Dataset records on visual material

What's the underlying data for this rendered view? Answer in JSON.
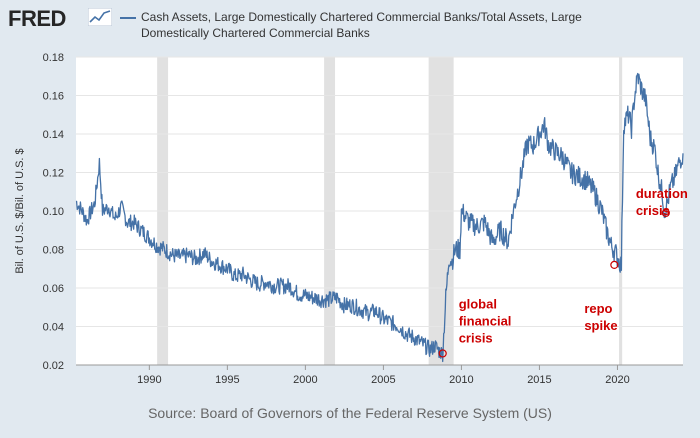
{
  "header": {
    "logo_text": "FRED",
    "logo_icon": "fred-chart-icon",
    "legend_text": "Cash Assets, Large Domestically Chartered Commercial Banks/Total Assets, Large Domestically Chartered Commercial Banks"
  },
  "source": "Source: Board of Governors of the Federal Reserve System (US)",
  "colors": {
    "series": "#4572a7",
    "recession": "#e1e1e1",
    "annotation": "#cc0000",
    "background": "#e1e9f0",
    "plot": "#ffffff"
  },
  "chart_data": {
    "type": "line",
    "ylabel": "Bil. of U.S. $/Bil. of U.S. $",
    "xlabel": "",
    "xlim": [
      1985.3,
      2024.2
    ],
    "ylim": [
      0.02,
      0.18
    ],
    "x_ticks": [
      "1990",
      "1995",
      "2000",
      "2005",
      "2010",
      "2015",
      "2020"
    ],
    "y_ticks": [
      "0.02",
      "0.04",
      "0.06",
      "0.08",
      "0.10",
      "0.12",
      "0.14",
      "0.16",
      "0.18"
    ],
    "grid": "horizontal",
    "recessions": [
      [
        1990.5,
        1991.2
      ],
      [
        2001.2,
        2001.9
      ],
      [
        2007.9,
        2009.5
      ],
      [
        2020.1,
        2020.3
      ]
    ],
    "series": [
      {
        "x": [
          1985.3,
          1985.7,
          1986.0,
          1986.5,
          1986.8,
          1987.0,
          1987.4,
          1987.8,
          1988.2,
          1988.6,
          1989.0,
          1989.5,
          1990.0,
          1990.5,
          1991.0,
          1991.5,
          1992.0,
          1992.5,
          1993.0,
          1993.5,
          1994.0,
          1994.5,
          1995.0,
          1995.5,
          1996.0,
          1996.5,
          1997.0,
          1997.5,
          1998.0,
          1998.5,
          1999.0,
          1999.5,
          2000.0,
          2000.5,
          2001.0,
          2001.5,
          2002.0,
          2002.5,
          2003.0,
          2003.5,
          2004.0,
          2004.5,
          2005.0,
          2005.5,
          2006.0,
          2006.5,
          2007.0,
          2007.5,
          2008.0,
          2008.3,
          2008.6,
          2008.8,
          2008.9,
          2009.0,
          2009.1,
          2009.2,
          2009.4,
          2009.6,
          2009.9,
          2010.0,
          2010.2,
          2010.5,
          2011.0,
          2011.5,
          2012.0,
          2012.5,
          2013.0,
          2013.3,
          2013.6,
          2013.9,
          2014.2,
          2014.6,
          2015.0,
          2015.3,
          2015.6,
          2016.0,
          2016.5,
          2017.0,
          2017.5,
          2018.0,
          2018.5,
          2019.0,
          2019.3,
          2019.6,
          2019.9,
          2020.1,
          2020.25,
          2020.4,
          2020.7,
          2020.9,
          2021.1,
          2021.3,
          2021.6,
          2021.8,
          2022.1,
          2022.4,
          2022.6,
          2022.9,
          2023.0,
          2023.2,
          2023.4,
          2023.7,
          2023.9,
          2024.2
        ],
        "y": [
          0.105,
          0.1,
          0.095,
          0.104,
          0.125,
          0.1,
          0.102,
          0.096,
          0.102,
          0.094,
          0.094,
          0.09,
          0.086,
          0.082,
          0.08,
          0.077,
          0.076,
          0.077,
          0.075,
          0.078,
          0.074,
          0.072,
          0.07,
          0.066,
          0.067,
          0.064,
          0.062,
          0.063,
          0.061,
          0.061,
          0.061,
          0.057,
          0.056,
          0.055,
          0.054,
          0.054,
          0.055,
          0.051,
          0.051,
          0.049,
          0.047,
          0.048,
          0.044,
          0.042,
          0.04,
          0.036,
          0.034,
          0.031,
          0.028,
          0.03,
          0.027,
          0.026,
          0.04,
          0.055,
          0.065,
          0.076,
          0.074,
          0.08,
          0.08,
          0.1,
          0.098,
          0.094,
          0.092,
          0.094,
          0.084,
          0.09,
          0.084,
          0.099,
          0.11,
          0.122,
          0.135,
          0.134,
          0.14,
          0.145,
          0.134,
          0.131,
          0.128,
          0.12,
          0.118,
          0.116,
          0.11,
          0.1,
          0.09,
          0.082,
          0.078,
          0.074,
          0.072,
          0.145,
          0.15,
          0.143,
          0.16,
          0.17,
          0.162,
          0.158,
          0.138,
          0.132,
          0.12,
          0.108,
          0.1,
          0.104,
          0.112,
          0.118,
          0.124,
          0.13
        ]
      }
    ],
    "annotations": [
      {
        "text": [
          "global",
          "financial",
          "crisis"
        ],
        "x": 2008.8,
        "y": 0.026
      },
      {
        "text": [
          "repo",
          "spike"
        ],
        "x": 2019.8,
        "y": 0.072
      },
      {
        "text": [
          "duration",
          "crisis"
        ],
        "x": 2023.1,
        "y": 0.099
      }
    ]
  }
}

**Your instructions**
Pictures in the records must not appear in the copy; transcribe everything else precisely.

**Solution to this task**
What's the underlying data for this rendered view? Answer in JSON.
{
  "header": {
    "logo_text": "FRED",
    "logo_icon": "fred-chart-icon",
    "legend_text": "Cash Assets, Large Domestically Chartered Commercial Banks/Total Assets, Large Domestically Chartered Commercial Banks"
  },
  "source": "Source: Board of Governors of the Federal Reserve System (US)",
  "colors": {
    "series": "#4572a7",
    "recession": "#e1e1e1",
    "annotation": "#cc0000",
    "background": "#e1e9f0",
    "plot": "#ffffff"
  },
  "chart_data": {
    "type": "line",
    "ylabel": "Bil. of U.S. $/Bil. of U.S. $",
    "xlabel": "",
    "xlim": [
      1985.3,
      2024.2
    ],
    "ylim": [
      0.02,
      0.18
    ],
    "x_ticks": [
      "1990",
      "1995",
      "2000",
      "2005",
      "2010",
      "2015",
      "2020"
    ],
    "y_ticks": [
      "0.02",
      "0.04",
      "0.06",
      "0.08",
      "0.10",
      "0.12",
      "0.14",
      "0.16",
      "0.18"
    ],
    "grid": "horizontal",
    "recessions": [
      [
        1990.5,
        1991.2
      ],
      [
        2001.2,
        2001.9
      ],
      [
        2007.9,
        2009.5
      ],
      [
        2020.1,
        2020.3
      ]
    ],
    "series": [
      {
        "x": [
          1985.3,
          1985.7,
          1986.0,
          1986.5,
          1986.8,
          1987.0,
          1987.4,
          1987.8,
          1988.2,
          1988.6,
          1989.0,
          1989.5,
          1990.0,
          1990.5,
          1991.0,
          1991.5,
          1992.0,
          1992.5,
          1993.0,
          1993.5,
          1994.0,
          1994.5,
          1995.0,
          1995.5,
          1996.0,
          1996.5,
          1997.0,
          1997.5,
          1998.0,
          1998.5,
          1999.0,
          1999.5,
          2000.0,
          2000.5,
          2001.0,
          2001.5,
          2002.0,
          2002.5,
          2003.0,
          2003.5,
          2004.0,
          2004.5,
          2005.0,
          2005.5,
          2006.0,
          2006.5,
          2007.0,
          2007.5,
          2008.0,
          2008.3,
          2008.6,
          2008.8,
          2008.9,
          2009.0,
          2009.1,
          2009.2,
          2009.4,
          2009.6,
          2009.9,
          2010.0,
          2010.2,
          2010.5,
          2011.0,
          2011.5,
          2012.0,
          2012.5,
          2013.0,
          2013.3,
          2013.6,
          2013.9,
          2014.2,
          2014.6,
          2015.0,
          2015.3,
          2015.6,
          2016.0,
          2016.5,
          2017.0,
          2017.5,
          2018.0,
          2018.5,
          2019.0,
          2019.3,
          2019.6,
          2019.9,
          2020.1,
          2020.25,
          2020.4,
          2020.7,
          2020.9,
          2021.1,
          2021.3,
          2021.6,
          2021.8,
          2022.1,
          2022.4,
          2022.6,
          2022.9,
          2023.0,
          2023.2,
          2023.4,
          2023.7,
          2023.9,
          2024.2
        ],
        "y": [
          0.105,
          0.1,
          0.095,
          0.104,
          0.125,
          0.1,
          0.102,
          0.096,
          0.102,
          0.094,
          0.094,
          0.09,
          0.086,
          0.082,
          0.08,
          0.077,
          0.076,
          0.077,
          0.075,
          0.078,
          0.074,
          0.072,
          0.07,
          0.066,
          0.067,
          0.064,
          0.062,
          0.063,
          0.061,
          0.061,
          0.061,
          0.057,
          0.056,
          0.055,
          0.054,
          0.054,
          0.055,
          0.051,
          0.051,
          0.049,
          0.047,
          0.048,
          0.044,
          0.042,
          0.04,
          0.036,
          0.034,
          0.031,
          0.028,
          0.03,
          0.027,
          0.026,
          0.04,
          0.055,
          0.065,
          0.076,
          0.074,
          0.08,
          0.08,
          0.1,
          0.098,
          0.094,
          0.092,
          0.094,
          0.084,
          0.09,
          0.084,
          0.099,
          0.11,
          0.122,
          0.135,
          0.134,
          0.14,
          0.145,
          0.134,
          0.131,
          0.128,
          0.12,
          0.118,
          0.116,
          0.11,
          0.1,
          0.09,
          0.082,
          0.078,
          0.074,
          0.072,
          0.145,
          0.15,
          0.143,
          0.16,
          0.17,
          0.162,
          0.158,
          0.138,
          0.132,
          0.12,
          0.108,
          0.1,
          0.104,
          0.112,
          0.118,
          0.124,
          0.13
        ]
      }
    ],
    "annotations": [
      {
        "text": [
          "global",
          "financial",
          "crisis"
        ],
        "x": 2008.8,
        "y": 0.026
      },
      {
        "text": [
          "repo",
          "spike"
        ],
        "x": 2019.8,
        "y": 0.072
      },
      {
        "text": [
          "duration",
          "crisis"
        ],
        "x": 2023.1,
        "y": 0.099
      }
    ]
  }
}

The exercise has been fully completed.